■ **PROBLEM**:
Copy out all the records, word for word.
··· ENTRIES SHOWN
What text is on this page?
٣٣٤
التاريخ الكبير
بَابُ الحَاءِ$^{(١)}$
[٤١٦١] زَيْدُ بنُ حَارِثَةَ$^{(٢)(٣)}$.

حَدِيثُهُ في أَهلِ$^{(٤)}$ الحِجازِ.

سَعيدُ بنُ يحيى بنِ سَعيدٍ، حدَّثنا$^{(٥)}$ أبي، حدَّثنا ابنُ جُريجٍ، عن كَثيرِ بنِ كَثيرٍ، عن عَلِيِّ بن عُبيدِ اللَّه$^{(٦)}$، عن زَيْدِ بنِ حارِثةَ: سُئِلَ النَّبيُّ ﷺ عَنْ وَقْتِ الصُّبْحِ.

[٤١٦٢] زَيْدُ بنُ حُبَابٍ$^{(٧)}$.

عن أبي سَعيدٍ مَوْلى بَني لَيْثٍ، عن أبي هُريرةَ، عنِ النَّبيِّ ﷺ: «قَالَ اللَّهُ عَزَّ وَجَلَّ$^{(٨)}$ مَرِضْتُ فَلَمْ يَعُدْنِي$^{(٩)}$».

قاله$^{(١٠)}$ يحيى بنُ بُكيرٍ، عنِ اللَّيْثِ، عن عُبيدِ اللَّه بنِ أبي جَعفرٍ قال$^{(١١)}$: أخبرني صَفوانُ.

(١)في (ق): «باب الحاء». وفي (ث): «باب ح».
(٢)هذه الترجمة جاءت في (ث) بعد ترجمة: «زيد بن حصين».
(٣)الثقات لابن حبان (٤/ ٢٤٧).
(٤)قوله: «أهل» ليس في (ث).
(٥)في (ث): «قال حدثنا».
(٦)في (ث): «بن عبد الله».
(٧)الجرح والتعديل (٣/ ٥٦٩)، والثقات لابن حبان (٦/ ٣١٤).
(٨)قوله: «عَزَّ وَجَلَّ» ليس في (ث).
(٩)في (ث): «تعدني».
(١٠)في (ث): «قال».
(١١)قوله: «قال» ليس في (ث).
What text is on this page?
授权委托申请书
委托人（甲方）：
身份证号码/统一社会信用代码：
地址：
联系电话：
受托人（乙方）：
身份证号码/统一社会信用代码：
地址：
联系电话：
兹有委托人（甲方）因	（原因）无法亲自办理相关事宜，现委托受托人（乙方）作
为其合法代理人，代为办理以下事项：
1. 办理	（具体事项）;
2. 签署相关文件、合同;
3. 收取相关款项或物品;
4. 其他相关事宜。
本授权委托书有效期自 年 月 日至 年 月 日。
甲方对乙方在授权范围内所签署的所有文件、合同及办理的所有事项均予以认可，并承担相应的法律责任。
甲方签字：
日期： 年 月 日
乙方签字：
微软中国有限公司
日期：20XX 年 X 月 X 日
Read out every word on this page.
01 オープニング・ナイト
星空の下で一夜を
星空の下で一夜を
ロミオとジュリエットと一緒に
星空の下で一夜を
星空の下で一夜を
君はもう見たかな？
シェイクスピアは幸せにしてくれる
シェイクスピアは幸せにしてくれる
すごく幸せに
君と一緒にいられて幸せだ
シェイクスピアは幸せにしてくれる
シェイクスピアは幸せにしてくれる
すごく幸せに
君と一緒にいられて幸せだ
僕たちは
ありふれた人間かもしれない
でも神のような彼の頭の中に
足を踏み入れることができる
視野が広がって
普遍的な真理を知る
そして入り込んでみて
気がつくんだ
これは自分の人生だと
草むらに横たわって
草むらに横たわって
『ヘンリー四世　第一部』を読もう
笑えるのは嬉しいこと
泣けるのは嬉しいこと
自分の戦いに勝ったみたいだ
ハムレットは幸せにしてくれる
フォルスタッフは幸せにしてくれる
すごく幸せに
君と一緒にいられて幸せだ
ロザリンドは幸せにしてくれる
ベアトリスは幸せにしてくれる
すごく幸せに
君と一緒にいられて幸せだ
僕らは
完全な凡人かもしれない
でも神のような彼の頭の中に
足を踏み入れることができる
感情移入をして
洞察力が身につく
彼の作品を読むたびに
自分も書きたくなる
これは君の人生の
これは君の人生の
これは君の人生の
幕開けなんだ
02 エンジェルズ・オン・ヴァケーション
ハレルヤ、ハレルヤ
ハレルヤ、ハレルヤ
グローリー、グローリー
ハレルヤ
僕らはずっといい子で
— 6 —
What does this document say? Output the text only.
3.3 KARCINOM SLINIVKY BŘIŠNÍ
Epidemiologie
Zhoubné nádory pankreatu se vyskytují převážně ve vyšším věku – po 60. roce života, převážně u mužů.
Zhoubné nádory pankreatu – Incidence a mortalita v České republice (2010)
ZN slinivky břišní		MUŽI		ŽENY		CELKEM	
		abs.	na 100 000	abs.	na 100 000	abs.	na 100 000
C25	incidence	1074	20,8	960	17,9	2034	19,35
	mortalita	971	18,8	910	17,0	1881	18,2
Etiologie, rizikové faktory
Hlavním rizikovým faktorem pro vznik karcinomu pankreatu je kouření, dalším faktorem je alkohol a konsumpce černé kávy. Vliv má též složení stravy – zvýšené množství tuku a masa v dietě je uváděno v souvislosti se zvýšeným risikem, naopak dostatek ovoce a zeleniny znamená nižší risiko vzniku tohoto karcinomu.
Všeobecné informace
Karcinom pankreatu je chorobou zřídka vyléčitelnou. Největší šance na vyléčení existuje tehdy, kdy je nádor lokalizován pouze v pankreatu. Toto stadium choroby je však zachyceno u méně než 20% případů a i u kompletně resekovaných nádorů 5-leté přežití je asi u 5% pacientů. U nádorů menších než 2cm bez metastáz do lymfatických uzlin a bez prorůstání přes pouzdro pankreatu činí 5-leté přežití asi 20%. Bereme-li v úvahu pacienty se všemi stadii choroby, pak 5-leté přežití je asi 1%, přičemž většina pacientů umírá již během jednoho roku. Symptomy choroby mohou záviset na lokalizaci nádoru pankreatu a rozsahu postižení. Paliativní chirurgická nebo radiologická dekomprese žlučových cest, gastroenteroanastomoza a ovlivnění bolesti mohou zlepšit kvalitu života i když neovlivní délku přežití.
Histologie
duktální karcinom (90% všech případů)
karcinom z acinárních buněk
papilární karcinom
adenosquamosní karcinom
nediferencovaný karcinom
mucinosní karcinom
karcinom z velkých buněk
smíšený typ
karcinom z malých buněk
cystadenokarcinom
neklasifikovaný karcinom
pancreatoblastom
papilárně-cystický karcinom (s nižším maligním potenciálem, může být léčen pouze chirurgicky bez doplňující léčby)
······
■ **RESULT FOR THIS TASK**:
What text is on this page?
٣٣٤
التاريخ الكبير
بَابُ الحَاءِ$^{(١)}$
[٤١٦١] زَيْدُ بنُ حَارِثَةَ$^{(٢)(٣)}$.

حَدِيثُهُ في أَهلِ$^{(٤)}$ الحِجازِ.

سَعيدُ بنُ يحيى بنِ سَعيدٍ، حدَّثنا$^{(٥)}$ أبي، حدَّثنا ابنُ جُريجٍ، عن كَثيرِ بنِ كَثيرٍ، عن عَلِيِّ بن عُبيدِ اللَّه$^{(٦)}$، عن زَيْدِ بنِ حارِثةَ: سُئِلَ النَّبيُّ ﷺ عَنْ وَقْتِ الصُّبْحِ.

[٤١٦٢] زَيْدُ بنُ حُبَابٍ$^{(٧)}$.

عن أبي سَعيدٍ مَوْلى بَني لَيْثٍ، عن أبي هُريرةَ، عنِ النَّبيِّ ﷺ: «قَالَ اللَّهُ عَزَّ وَجَلَّ$^{(٨)}$ مَرِضْتُ فَلَمْ يَعُدْنِي$^{(٩)}$».

قاله$^{(١٠)}$ يحيى بنُ بُكيرٍ، عنِ اللَّيْثِ، عن عُبيدِ اللَّه بنِ أبي جَعفرٍ قال$^{(١١)}$: أخبرني صَفوانُ.

(١)في (ق): «باب الحاء». وفي (ث): «باب ح».
(٢)هذه الترجمة جاءت في (ث) بعد ترجمة: «زيد بن حصين».
(٣)الثقات لابن حبان (٤/ ٢٤٧).
(٤)قوله: «أهل» ليس في (ث).
(٥)في (ث): «قال حدثنا».
(٦)في (ث): «بن عبد الله».
(٧)الجرح والتعديل (٣/ ٥٦٩)، والثقات لابن حبان (٦/ ٣١٤).
(٨)قوله: «عَزَّ وَجَلَّ» ليس في (ث).
(٩)في (ث): «تعدني».
(١٠)في (ث): «قال».
(١١)قوله: «قال» ليس في (ث).
What text is on this page?
授权委托申请书
委托人（甲方）：
身份证号码/统一社会信用代码：
地址：
联系电话：
受托人（乙方）：
身份证号码/统一社会信用代码：
地址：
联系电话：
兹有委托人（甲方）因	（原因）无法亲自办理相关事宜，现委托受托人（乙方）作
为其合法代理人，代为办理以下事项：
1. 办理	（具体事项）;
2. 签署相关文件、合同;
3. 收取相关款项或物品;
4. 其他相关事宜。
本授权委托书有效期自 年 月 日至 年 月 日。
甲方对乙方在授权范围内所签署的所有文件、合同及办理的所有事项均予以认可，并承担相应的法律责任。
甲方签字：
日期： 年 月 日
乙方签字：
微软中国有限公司
日期：20XX 年 X 月 X 日
Read out every word on this page.
01 オープニング・ナイト
星空の下で一夜を
星空の下で一夜を
ロミオとジュリエットと一緒に
星空の下で一夜を
星空の下で一夜を
君はもう見たかな？
シェイクスピアは幸せにしてくれる
シェイクスピアは幸せにしてくれる
すごく幸せに
君と一緒にいられて幸せだ
シェイクスピアは幸せにしてくれる
シェイクスピアは幸せにしてくれる
すごく幸せに
君と一緒にいられて幸せだ
僕たちは
ありふれた人間かもしれない
でも神のような彼の頭の中に
足を踏み入れることができる
視野が広がって
普遍的な真理を知る
そして入り込んでみて
気がつくんだ
これは自分の人生だと
草むらに横たわって
草むらに横たわって
『ヘンリー四世　第一部』を読もう
笑えるのは嬉しいこと
泣けるのは嬉しいこと
自分の戦いに勝ったみたいだ
ハムレットは幸せにしてくれる
フォルスタッフは幸せにしてくれる
すごく幸せに
君と一緒にいられて幸せだ
ロザリンドは幸せにしてくれる
ベアトリスは幸せにしてくれる
すごく幸せに
君と一緒にいられて幸せだ
僕らは
完全な凡人かもしれない
でも神のような彼の頭の中に
足を踏み入れることができる
感情移入をして
洞察力が身につく
彼の作品を読むたびに
自分も書きたくなる
これは君の人生の
これは君の人生の
これは君の人生の
幕開けなんだ
02 エンジェルズ・オン・ヴァケーション
ハレルヤ、ハレルヤ
ハレルヤ、ハレルヤ
グローリー、グローリー
ハレルヤ
僕らはずっといい子で
— 6 —
What does this document say? Output the text only.
3.3 KARCINOM SLINIVKY BŘIŠNÍ
Epidemiologie
Zhoubné nádory pankreatu se vyskytují převážně ve vyšším věku – po 60. roce života, převážně u mužů.
Zhoubné nádory pankreatu – Incidence a mortalita v České republice (2010)
ZN slinivky břišní		MUŽI		ŽENY		CELKEM	
		abs.	na 100 000	abs.	na 100 000	abs.	na 100 000
C25	incidence	1074	20,8	960	17,9	2034	19,35
	mortalita	971	18,8	910	17,0	1881	18,2
Etiologie, rizikové faktory
Hlavním rizikovým faktorem pro vznik karcinomu pankreatu je kouření, dalším faktorem je alkohol a konsumpce černé kávy. Vliv má též složení stravy – zvýšené množství tuku a masa v dietě je uváděno v souvislosti se zvýšeným risikem, naopak dostatek ovoce a zeleniny znamená nižší risiko vzniku tohoto karcinomu.
Všeobecné informace
Karcinom pankreatu je chorobou zřídka vyléčitelnou. Největší šance na vyléčení existuje tehdy, kdy je nádor lokalizován pouze v pankreatu. Toto stadium choroby je však zachyceno u méně než 20% případů a i u kompletně resekovaných nádorů 5-leté přežití je asi u 5% pacientů. U nádorů menších než 2cm bez metastáz do lymfatických uzlin a bez prorůstání přes pouzdro pankreatu činí 5-leté přežití asi 20%. Bereme-li v úvahu pacienty se všemi stadii choroby, pak 5-leté přežití je asi 1%, přičemž většina pacientů umírá již během jednoho roku. Symptomy choroby mohou záviset na lokalizaci nádoru pankreatu a rozsahu postižení. Paliativní chirurgická nebo radiologická dekomprese žlučových cest, gastroenteroanastomoza a ovlivnění bolesti mohou zlepšit kvalitu života i když neovlivní délku přežití.
Histologie
duktální karcinom (90% všech případů)
karcinom z acinárních buněk
papilární karcinom
adenosquamosní karcinom
nediferencovaný karcinom
mucinosní karcinom
karcinom z velkých buněk
smíšený typ
karcinom z malých buněk
cystadenokarcinom
neklasifikovaný karcinom
pancreatoblastom
papilárně-cystický karcinom (s nižším maligním potenciálem, může být léčen pouze chirurgicky bez doplňující léčby)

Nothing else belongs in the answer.